_Aim_.
Return each line that holds the word "Printers".

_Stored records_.
+ + + + +

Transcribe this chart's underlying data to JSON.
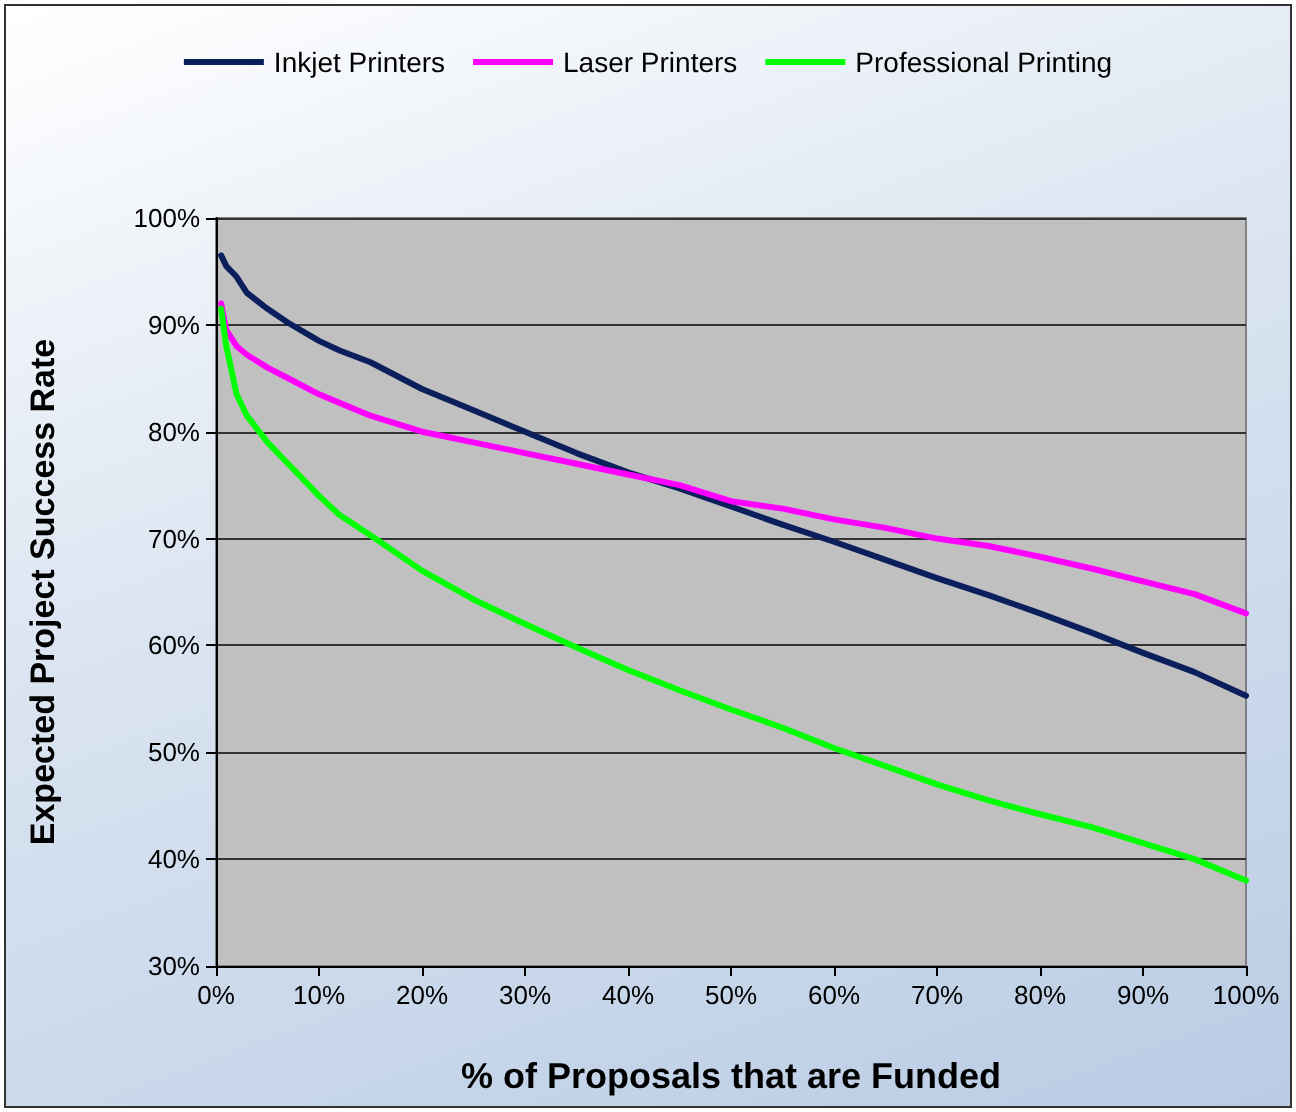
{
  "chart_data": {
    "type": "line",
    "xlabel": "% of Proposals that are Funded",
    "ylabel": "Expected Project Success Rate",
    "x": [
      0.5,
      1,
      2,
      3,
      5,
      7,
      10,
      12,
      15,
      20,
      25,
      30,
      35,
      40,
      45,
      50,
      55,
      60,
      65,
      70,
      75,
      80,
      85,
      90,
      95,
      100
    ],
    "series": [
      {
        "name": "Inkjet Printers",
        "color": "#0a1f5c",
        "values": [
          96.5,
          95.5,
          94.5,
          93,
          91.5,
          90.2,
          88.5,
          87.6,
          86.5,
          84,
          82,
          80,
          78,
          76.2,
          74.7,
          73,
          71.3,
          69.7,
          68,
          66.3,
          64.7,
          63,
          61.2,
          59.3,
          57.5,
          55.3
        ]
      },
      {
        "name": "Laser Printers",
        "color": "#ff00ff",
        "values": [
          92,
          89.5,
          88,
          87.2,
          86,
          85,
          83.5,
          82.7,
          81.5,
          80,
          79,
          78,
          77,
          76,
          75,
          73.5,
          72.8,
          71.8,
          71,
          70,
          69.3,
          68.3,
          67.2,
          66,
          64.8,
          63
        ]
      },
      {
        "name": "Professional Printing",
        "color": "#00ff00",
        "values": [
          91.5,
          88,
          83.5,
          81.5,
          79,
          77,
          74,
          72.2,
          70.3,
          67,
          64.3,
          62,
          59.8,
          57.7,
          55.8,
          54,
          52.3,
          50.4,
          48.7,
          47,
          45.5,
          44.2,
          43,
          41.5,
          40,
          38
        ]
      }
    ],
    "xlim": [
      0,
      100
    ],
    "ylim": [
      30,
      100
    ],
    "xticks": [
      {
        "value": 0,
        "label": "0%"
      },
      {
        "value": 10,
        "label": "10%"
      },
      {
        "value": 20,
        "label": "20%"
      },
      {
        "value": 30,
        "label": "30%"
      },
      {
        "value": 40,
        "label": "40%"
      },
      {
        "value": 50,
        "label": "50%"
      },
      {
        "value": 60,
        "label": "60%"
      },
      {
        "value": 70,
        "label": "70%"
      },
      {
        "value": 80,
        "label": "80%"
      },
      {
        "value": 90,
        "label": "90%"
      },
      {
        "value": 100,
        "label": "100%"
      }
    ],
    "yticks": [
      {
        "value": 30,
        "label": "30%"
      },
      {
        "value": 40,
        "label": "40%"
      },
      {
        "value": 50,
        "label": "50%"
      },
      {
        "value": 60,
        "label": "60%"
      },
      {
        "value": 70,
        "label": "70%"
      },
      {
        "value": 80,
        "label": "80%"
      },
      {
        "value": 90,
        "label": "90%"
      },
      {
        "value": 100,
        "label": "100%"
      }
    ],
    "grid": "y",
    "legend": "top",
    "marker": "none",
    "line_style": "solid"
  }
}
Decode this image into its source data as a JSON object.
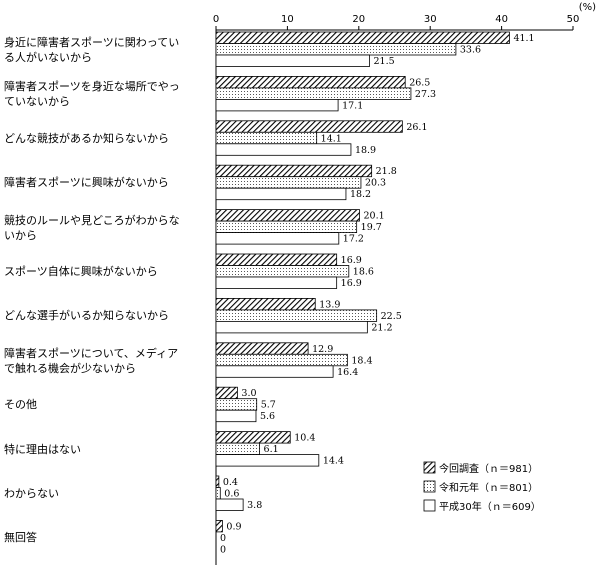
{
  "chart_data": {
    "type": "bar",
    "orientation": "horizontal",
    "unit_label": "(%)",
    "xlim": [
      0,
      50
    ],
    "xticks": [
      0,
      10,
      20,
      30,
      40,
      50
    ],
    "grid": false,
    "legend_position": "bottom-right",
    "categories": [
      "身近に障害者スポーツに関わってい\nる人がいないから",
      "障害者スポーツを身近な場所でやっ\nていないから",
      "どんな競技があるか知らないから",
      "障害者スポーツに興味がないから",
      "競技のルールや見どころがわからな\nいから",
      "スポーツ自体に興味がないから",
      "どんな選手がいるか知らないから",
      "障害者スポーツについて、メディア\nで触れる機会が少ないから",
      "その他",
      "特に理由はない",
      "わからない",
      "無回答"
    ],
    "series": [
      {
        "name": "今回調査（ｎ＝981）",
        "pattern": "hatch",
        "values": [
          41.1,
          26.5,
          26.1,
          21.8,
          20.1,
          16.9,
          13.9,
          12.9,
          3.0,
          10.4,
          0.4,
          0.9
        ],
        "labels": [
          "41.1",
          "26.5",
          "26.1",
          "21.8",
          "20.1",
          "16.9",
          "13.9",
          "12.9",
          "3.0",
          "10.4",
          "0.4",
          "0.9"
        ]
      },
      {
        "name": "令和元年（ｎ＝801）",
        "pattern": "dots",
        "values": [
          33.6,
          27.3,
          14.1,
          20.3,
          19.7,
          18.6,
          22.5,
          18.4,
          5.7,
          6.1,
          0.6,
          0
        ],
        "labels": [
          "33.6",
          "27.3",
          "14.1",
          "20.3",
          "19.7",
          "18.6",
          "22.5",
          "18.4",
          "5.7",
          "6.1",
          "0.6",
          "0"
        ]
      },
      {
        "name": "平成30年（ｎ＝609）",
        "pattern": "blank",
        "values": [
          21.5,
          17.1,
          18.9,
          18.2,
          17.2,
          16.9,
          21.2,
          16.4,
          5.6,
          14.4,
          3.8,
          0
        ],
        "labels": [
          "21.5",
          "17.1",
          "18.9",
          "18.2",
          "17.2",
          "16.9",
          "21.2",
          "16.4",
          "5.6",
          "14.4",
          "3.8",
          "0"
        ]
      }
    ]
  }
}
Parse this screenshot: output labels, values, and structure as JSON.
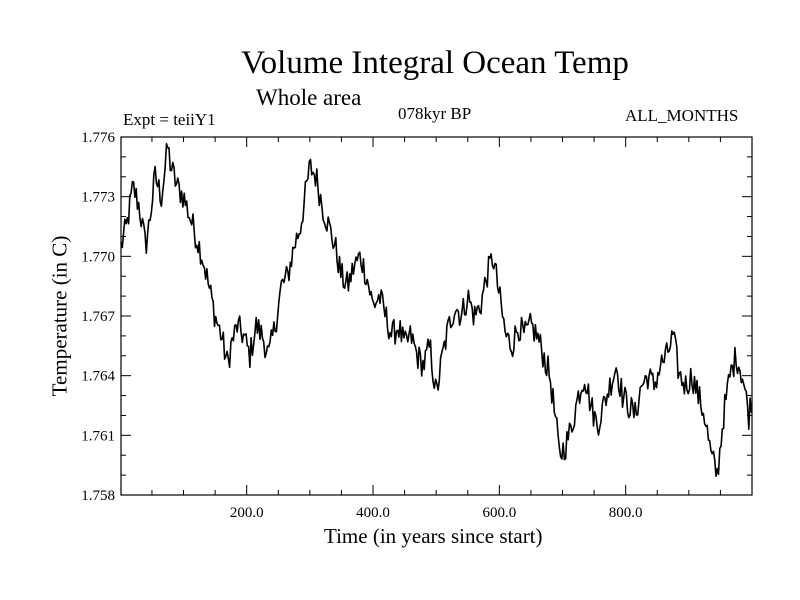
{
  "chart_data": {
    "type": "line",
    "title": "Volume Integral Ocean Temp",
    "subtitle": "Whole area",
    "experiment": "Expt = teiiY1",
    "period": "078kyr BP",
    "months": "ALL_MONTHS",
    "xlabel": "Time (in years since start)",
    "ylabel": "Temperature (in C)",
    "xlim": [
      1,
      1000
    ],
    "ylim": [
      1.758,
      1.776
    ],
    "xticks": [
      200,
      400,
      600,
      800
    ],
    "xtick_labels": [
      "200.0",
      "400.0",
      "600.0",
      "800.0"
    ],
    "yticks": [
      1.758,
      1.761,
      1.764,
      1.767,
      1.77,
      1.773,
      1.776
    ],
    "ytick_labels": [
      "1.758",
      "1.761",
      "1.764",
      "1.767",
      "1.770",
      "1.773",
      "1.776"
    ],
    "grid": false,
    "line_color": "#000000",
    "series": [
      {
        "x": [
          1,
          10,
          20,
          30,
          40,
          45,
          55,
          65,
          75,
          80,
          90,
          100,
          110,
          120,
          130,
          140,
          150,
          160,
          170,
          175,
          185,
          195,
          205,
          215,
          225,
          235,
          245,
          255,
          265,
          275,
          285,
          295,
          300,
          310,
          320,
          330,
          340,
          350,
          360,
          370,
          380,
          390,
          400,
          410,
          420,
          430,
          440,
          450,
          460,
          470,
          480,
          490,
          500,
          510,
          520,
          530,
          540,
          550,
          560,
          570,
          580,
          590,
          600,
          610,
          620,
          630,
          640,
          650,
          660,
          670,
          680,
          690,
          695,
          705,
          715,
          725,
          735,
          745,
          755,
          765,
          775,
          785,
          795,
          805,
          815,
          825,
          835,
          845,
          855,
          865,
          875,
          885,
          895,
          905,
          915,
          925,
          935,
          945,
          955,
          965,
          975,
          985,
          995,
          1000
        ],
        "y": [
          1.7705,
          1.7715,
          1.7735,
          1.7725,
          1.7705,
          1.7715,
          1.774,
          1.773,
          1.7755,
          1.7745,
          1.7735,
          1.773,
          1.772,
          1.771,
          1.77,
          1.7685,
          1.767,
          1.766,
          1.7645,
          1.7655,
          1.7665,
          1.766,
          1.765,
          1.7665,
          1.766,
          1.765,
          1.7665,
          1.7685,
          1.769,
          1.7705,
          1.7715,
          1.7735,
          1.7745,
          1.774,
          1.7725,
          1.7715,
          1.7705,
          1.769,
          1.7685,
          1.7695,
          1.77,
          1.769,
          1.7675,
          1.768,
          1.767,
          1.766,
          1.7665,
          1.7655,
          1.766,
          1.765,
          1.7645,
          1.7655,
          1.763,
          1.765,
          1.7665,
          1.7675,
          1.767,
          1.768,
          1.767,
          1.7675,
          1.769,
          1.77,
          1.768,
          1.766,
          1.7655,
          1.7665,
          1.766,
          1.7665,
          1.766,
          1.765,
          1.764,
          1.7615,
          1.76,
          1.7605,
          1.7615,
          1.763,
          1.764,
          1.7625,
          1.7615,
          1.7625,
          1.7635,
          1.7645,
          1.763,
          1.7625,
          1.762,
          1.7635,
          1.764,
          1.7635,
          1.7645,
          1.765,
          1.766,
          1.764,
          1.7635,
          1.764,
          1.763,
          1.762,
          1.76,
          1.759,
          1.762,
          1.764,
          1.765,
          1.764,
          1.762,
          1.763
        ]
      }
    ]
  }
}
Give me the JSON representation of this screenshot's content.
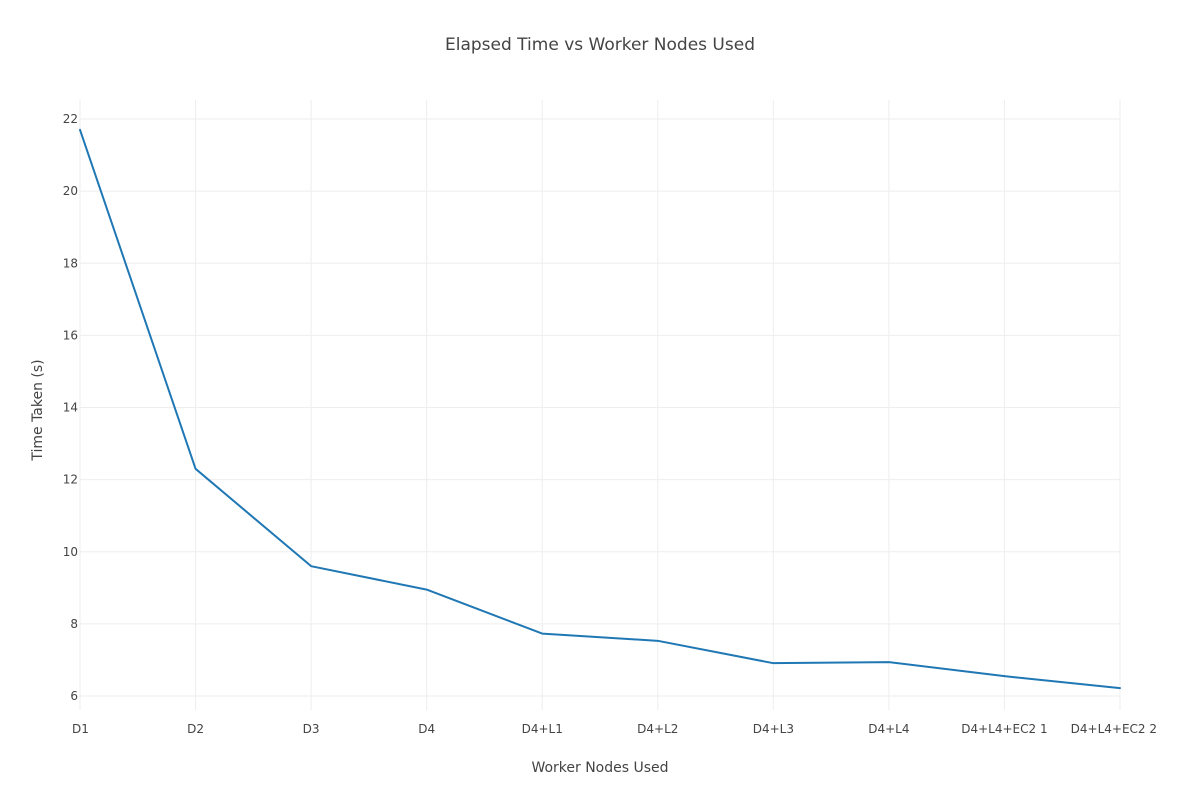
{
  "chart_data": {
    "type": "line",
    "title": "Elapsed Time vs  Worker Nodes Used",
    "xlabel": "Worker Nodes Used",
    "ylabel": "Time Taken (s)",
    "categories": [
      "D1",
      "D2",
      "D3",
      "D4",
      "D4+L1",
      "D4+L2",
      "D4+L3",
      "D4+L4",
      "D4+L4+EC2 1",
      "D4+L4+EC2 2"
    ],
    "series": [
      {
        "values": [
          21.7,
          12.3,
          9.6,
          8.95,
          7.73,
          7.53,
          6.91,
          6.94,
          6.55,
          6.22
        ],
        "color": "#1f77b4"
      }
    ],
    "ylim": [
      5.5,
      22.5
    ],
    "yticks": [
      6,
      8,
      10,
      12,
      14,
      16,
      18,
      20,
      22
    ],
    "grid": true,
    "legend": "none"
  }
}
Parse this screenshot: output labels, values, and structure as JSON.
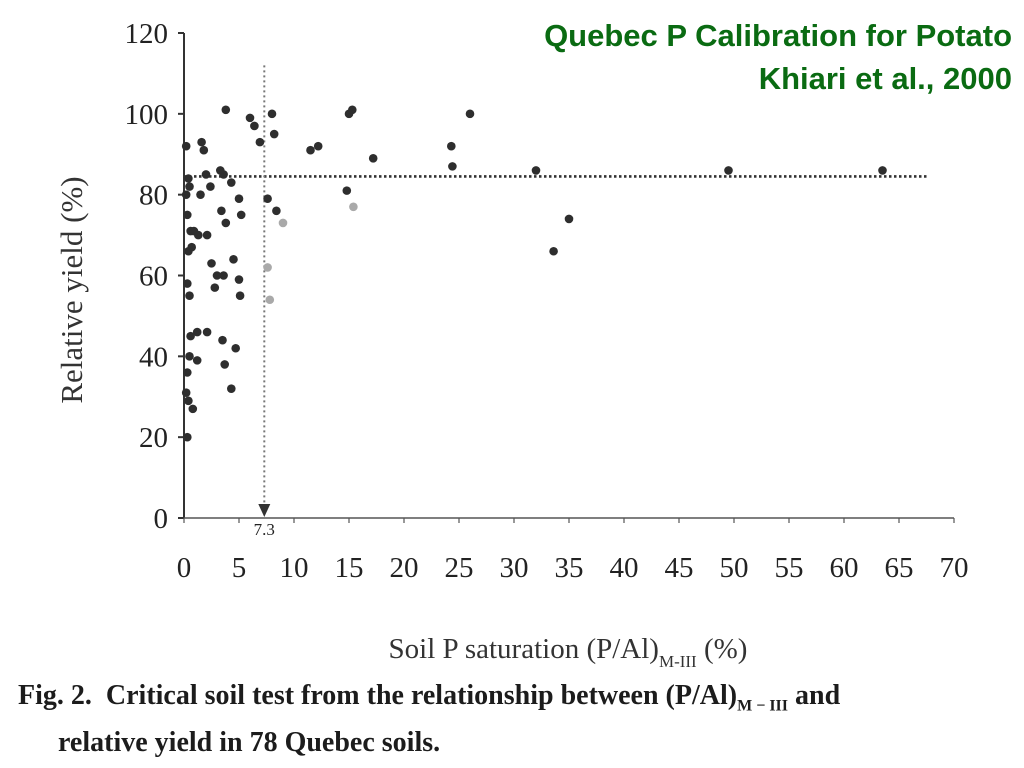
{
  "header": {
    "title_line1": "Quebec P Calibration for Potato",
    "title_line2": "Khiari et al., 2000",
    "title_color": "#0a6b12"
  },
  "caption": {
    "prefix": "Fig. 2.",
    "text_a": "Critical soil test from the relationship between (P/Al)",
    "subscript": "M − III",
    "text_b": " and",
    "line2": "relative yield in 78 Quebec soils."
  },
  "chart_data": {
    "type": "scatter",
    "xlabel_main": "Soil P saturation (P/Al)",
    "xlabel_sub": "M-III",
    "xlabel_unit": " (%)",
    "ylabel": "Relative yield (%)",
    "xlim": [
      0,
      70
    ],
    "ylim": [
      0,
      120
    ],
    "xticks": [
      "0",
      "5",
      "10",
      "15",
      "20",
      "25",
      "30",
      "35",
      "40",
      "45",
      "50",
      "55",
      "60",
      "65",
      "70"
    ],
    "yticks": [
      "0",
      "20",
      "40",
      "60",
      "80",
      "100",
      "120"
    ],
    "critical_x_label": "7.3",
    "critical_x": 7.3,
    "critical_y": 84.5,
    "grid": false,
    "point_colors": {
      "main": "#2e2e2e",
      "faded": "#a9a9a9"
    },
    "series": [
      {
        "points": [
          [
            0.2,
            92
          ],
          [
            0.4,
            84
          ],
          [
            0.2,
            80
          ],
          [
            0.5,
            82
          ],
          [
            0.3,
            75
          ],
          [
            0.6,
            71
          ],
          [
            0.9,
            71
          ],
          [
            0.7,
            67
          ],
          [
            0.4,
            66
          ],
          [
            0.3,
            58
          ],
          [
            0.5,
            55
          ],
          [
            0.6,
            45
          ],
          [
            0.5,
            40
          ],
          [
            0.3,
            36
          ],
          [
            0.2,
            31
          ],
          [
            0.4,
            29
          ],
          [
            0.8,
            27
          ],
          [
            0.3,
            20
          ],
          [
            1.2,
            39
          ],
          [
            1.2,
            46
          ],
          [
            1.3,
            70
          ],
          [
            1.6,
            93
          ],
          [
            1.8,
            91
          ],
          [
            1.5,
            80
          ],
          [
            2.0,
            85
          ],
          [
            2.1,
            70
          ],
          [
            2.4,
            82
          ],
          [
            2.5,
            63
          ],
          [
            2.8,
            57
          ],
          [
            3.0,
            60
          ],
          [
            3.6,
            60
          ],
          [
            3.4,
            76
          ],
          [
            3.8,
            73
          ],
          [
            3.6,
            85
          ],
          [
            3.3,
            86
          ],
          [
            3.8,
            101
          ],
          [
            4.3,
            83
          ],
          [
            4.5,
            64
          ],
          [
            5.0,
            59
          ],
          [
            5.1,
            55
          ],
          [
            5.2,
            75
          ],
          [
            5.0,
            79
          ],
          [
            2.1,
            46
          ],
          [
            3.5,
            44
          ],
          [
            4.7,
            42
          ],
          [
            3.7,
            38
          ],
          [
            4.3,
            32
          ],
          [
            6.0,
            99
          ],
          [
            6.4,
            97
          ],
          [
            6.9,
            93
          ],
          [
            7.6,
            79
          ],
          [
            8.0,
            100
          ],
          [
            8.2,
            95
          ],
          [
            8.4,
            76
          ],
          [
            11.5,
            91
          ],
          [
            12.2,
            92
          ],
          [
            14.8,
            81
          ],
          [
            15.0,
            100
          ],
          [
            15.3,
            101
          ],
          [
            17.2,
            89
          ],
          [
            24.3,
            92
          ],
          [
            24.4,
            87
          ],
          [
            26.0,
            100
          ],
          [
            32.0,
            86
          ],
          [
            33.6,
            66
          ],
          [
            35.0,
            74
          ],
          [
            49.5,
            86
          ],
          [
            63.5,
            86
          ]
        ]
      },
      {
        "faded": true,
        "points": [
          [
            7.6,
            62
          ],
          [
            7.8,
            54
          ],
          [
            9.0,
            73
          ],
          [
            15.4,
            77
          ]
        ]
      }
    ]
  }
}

+ + + + +

_Result for this exercise_.
        "name": "Inkjet Printers",
        "name": "Laser Printers",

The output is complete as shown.